- _Work to complete_
1. According to the blog post about Battlestar Galactica, who produces the remade show?
2. Retype the blog post about Battlestar Galactica, everything from "So, a couple" down to "even Battlestar Galactica.".

- _Reading text_

□ □ □

This is a Fucking Cylon

So, a couple of years ago, I watched the mini-series of the Battlestar Galactica remake that eventually became the wildly popular series on the Sci-Fi network. Today, I had a discussion with BDC and it made me realize that not only did I not care for the show, but the show isn’t even Battlestar Galactica.
Now, the show is produced by Ronald D Moore, who despite writing some insanely good STNG episodes – not the least of which is Redemption parts I and II – contributed to some real shit-biscuits in the way of Star Trek movies, helping the Antidenberry, Rick Berman, clamp his boot over the franchise’s throat as it gasped for life. Still –Ronald Moore’s involvement doesn’t bother me a bit. I’m overpaid each week to do a job that I’m desperately unqualified to do, just like him. I can’t fault him for taking the money in spite of an inability to deliver.
And it isn’t even that Boomer and Starbuck are now women. I think that’s actually pretty cool. I would have made Starbuck gay, since womanizing should really be a strong character trait, but… whatever.
Here’s what bugs the shit out of me with this show – there’s no fucking Cylons. I know, I know – the blond and the other evil doppelgangers, sure. Listen to me you fucking fan-boy – There are no fucking Cylons on this show. Cylons are chrome, constantly look to the left then right with their cycloptic-laser eye, wear black aprons, and repeatedly say, “By. Your. Command.”
This brings me to my theory – picture Ron Moore, at his house. He’s just gotten the call that he’s been hired to produce the new Battlestar. He pulls out his Mac – you know the pretentious prick has a Power Book – and he does a search and replace on the villain’s names in his epic sci-fi script. He types in the new name: Cylon. Thus the blond Cylon is born. From there, it’s a simple polish – he changes the hero’s name to Apollo, his dad’s name to Adama, and the spaceship is now the Galactica.
I really think that there’s a real issue with the sci-fi audiences of today. There are problems that have come I think from the meshing of true science fiction with the realm of fantasy. The really great science fiction writers of this century, your Phillip K. Dicks, Harlan Ellisons, Ray Bradburys – they’ve all been succeeded by guys like Moore and Brannon Braga, JK Rowling and J Michael Stracynski; great in the sense of prolixity, but not too much in the way of substance. Granted, we’re in a world where you need to produce something right fucking now and once that’s finished, you need to do the next thing and guys that can turn out a pile of not bad really have it way over a guy that will write one great thing in a lifetime. Sadly, they can’t seem to coexist
Please don’t try and convince to watch this mediocrity.
Unless they add fucking Cylons.


9 Comments:
I'll never figure out why they made the Cylons so generic. It's kind of like if the oft-rumored Star Wars TV show casts Storm Troopers and/or Boba Fett as nogoodnik Aryan dudes sporting leather jackets. That would equally bug me. Granted, Star Wars fans should be prepared for such creative kicks to the jewels considering Episodes 1-3, Jar Jar, Lucas turning The Force into the AIDS virus, etc....

□ □ □

Items from a data source
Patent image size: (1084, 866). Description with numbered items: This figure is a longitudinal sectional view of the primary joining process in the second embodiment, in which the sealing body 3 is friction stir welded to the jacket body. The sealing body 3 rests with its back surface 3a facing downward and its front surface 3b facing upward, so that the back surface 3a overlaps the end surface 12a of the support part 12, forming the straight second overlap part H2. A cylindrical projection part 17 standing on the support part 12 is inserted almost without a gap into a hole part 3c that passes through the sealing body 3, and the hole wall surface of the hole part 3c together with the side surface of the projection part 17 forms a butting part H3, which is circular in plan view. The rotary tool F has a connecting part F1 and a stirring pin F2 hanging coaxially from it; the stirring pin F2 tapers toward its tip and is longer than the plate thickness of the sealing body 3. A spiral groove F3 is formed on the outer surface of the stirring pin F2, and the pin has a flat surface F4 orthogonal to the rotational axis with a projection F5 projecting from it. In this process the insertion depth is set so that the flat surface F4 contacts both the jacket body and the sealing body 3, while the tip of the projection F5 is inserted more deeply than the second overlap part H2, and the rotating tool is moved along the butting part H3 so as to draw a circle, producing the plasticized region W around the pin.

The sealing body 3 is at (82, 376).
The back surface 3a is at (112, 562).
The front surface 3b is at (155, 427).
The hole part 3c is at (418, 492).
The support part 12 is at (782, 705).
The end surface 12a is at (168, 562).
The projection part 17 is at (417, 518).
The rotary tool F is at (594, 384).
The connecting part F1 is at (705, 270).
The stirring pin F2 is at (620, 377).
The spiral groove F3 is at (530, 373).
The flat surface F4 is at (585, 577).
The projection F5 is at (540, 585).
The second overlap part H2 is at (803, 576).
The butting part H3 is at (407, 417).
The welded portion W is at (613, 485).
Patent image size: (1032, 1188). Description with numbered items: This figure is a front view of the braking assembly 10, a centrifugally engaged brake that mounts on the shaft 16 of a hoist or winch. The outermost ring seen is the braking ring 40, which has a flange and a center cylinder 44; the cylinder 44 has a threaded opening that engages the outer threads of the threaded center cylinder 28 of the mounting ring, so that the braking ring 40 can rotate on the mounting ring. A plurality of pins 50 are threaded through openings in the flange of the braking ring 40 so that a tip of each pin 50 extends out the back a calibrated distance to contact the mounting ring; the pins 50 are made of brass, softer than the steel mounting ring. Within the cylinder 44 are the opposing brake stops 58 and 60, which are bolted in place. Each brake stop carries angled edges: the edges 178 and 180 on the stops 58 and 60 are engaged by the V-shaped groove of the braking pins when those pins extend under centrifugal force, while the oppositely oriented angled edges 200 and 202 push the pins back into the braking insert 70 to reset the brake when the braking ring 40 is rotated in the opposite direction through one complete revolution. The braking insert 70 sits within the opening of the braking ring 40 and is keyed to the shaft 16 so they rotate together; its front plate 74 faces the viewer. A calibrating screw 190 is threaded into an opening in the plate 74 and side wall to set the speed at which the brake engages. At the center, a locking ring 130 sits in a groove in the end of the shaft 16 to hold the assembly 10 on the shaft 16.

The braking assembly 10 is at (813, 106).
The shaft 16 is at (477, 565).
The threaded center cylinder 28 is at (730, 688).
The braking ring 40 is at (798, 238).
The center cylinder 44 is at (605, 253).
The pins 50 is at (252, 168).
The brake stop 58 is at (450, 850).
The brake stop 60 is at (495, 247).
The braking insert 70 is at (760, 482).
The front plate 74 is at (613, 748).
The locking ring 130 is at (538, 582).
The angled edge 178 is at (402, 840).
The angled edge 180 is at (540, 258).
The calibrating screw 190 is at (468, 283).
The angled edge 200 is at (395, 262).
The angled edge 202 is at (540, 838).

□ □ □

- _Expected results_
1. Ronald D Moore

2.
So, a couple of years ago, I watched the mini-series of the Battlestar Galactica remake that eventually became the wildly popular series on the Sci-Fi network. Today, I had a discussion with BDC and it made me realize that not only did I not care for the show, but the show isn’t even Battlestar Galactica.